* [Given request] Among the lines below, count those with "text". Give the total alone.

Saved data entries
## Begin
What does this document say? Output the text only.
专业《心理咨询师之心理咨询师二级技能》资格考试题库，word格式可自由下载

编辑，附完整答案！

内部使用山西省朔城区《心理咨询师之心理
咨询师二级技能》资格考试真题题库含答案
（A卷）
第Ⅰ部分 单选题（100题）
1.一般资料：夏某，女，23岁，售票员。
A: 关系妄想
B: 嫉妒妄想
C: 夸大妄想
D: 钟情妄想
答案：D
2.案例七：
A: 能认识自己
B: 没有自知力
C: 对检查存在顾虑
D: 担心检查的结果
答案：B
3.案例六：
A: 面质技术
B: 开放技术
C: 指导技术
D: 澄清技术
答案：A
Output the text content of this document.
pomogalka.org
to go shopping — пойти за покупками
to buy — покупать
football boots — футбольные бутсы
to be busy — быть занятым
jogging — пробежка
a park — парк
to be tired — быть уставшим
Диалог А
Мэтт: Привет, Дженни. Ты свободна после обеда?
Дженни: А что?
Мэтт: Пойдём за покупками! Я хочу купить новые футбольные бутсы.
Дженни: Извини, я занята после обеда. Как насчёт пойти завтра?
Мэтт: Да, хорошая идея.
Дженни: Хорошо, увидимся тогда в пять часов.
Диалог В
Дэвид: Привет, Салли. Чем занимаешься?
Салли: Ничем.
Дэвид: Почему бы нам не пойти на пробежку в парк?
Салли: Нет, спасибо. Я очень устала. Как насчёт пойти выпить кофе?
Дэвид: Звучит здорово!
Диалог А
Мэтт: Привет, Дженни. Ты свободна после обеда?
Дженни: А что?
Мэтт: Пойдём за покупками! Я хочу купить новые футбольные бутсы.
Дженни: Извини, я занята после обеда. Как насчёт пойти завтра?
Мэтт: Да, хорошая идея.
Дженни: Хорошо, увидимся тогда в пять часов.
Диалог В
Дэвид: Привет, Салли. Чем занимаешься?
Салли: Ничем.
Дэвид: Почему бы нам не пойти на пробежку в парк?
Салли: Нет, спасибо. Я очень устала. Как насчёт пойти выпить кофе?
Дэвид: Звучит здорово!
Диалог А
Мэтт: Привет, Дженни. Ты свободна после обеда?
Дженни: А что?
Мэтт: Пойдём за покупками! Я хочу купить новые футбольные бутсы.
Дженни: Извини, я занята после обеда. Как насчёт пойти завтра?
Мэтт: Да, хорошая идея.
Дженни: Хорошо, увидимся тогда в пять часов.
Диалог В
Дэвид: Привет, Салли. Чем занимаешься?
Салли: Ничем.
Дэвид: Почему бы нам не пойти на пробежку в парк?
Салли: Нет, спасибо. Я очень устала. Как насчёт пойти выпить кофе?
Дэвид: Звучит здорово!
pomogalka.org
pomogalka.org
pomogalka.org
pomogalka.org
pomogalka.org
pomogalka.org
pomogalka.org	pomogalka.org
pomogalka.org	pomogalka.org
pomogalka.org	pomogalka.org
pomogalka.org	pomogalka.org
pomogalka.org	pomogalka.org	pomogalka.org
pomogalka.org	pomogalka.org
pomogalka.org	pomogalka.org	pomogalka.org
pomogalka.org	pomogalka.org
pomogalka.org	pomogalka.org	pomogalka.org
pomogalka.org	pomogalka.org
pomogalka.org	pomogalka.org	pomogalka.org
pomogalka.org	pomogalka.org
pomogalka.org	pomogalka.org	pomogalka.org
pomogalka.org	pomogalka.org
## End
* [Expected output] 2